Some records
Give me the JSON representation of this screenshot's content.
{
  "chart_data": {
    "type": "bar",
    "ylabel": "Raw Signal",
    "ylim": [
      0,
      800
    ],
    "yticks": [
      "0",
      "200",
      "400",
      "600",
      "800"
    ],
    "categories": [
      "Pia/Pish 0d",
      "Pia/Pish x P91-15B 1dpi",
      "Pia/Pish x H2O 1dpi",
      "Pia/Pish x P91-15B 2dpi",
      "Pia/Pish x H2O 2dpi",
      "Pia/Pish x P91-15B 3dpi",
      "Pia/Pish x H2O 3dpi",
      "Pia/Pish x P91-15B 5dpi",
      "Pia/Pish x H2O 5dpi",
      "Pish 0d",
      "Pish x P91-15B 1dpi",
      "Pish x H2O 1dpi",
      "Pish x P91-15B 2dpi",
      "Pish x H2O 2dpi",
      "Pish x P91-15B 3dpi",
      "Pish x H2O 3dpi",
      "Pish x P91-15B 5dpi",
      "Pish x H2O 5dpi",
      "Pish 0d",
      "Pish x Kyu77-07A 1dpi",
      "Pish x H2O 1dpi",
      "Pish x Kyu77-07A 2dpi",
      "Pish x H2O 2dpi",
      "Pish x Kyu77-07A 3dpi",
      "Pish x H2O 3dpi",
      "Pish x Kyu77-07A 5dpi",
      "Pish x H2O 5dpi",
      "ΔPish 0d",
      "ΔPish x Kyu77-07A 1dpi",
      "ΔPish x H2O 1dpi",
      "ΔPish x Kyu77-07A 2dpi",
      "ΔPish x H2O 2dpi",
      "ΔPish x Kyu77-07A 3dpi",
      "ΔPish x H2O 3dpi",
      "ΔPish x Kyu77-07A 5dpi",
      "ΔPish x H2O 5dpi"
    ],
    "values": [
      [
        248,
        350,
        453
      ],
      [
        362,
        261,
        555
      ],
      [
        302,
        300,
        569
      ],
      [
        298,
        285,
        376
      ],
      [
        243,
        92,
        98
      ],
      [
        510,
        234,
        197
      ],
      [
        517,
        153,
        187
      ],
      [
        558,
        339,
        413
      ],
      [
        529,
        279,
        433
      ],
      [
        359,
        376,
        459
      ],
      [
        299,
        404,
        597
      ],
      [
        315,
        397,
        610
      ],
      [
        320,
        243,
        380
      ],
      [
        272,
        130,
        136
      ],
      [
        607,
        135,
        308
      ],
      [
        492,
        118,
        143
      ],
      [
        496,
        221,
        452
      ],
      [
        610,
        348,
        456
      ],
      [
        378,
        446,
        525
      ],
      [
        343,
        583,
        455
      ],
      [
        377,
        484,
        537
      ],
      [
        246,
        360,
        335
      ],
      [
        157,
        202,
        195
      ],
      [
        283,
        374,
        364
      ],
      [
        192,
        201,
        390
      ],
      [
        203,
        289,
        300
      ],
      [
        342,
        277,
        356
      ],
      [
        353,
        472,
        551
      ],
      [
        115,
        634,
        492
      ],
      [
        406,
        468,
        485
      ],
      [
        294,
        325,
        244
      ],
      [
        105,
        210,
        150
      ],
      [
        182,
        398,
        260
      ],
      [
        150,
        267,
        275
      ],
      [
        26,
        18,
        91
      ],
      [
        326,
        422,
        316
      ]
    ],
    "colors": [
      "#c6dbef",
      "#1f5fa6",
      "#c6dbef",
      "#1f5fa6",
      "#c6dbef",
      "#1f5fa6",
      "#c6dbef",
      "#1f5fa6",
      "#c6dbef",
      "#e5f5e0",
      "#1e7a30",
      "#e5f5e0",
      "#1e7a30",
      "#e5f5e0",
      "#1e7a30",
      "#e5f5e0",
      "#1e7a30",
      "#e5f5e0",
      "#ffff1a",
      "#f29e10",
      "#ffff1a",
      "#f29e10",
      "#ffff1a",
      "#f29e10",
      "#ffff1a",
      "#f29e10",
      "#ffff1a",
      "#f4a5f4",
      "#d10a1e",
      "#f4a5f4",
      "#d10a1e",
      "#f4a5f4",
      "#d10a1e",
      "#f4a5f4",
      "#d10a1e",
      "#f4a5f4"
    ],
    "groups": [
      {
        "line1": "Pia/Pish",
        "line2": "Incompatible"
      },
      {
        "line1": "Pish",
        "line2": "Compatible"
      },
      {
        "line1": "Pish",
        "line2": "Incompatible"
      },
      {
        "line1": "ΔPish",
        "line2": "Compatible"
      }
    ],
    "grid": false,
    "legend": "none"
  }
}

...

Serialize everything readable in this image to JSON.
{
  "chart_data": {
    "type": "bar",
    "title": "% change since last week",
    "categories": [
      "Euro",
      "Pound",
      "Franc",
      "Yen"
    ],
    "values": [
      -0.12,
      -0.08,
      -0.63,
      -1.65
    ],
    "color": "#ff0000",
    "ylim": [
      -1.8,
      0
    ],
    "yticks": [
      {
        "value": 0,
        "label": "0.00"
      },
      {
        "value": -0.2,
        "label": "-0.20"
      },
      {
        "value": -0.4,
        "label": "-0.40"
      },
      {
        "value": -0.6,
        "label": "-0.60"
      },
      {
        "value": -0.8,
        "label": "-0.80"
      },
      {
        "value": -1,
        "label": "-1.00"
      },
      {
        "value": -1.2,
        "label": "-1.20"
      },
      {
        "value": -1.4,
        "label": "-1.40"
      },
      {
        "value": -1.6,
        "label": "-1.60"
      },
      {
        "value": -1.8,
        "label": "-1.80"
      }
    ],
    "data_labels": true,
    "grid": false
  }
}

...

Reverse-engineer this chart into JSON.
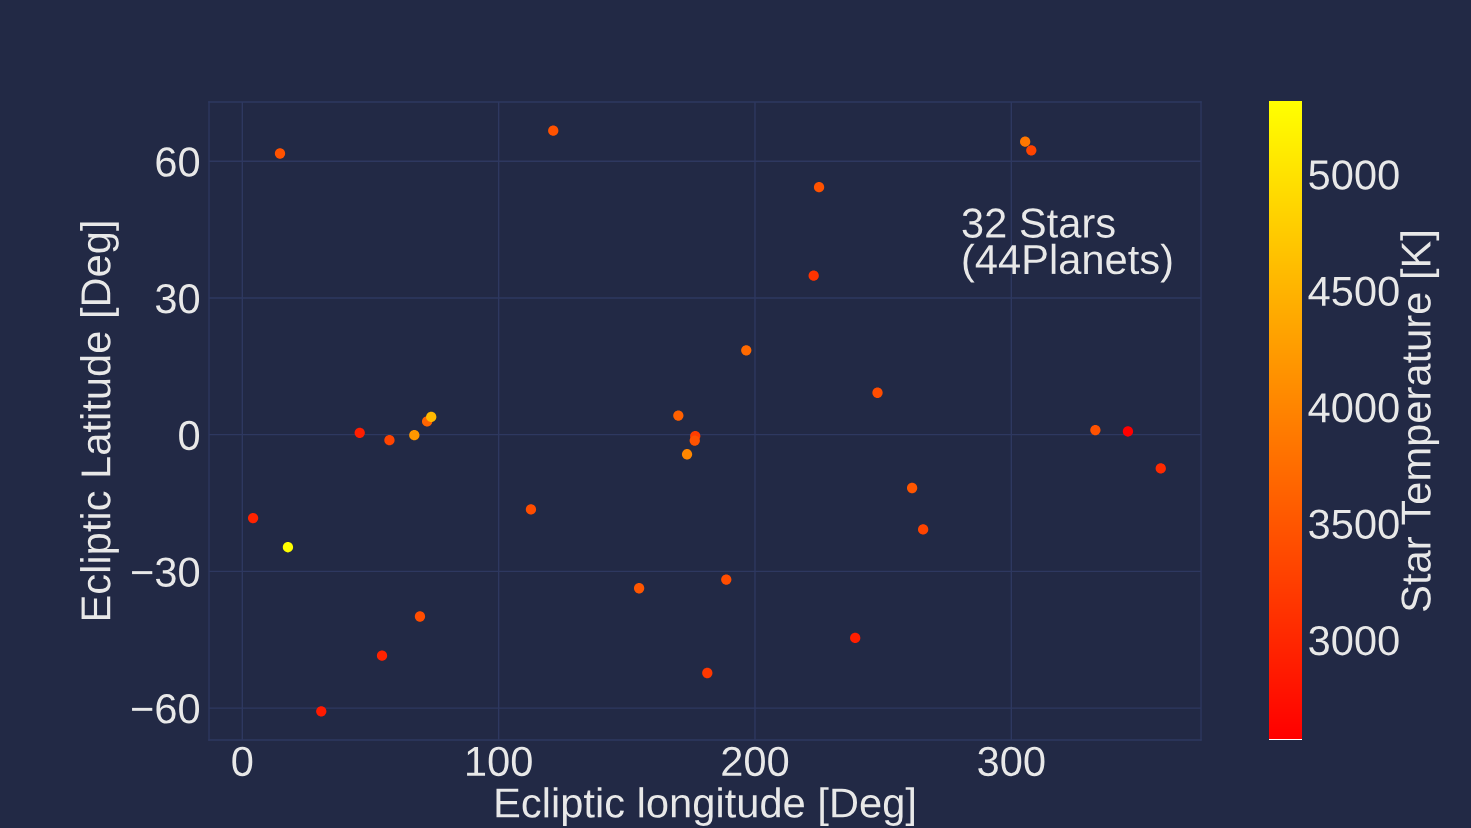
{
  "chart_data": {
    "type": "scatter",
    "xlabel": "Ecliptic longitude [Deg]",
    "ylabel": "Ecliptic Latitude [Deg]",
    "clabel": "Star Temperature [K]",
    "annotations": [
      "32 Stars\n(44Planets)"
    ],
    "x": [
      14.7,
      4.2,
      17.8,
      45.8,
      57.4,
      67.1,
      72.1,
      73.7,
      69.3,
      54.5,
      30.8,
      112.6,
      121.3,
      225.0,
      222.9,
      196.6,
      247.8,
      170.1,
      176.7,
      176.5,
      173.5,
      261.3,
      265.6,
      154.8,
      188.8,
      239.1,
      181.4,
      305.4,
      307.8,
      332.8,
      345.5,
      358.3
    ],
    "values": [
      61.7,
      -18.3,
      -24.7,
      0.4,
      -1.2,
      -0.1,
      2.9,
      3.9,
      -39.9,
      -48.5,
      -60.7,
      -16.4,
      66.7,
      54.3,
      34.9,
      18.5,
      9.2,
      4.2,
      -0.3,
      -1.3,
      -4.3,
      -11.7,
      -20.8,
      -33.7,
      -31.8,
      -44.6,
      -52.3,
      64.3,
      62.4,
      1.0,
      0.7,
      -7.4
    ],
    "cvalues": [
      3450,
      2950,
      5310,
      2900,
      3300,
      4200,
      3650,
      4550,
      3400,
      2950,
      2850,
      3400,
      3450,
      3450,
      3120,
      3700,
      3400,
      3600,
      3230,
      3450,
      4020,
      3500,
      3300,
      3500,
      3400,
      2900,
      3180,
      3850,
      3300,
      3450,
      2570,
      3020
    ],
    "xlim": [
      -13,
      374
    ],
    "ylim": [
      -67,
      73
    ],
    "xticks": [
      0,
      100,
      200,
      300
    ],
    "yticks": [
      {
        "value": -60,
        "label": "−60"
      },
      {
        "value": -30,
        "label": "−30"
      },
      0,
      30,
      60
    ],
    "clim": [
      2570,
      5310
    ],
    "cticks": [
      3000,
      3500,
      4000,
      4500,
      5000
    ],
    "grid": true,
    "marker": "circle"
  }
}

• [WRITTEN PROBLEM]: Locate all lines in the listing above with the word "this" and copy them.

• [PROBLEM SOLUTION]:
Give me the JSON representation of this screenshot's content.
Serialize everything readable in this image to JSON.
Reverse-engineer this chart into JSON.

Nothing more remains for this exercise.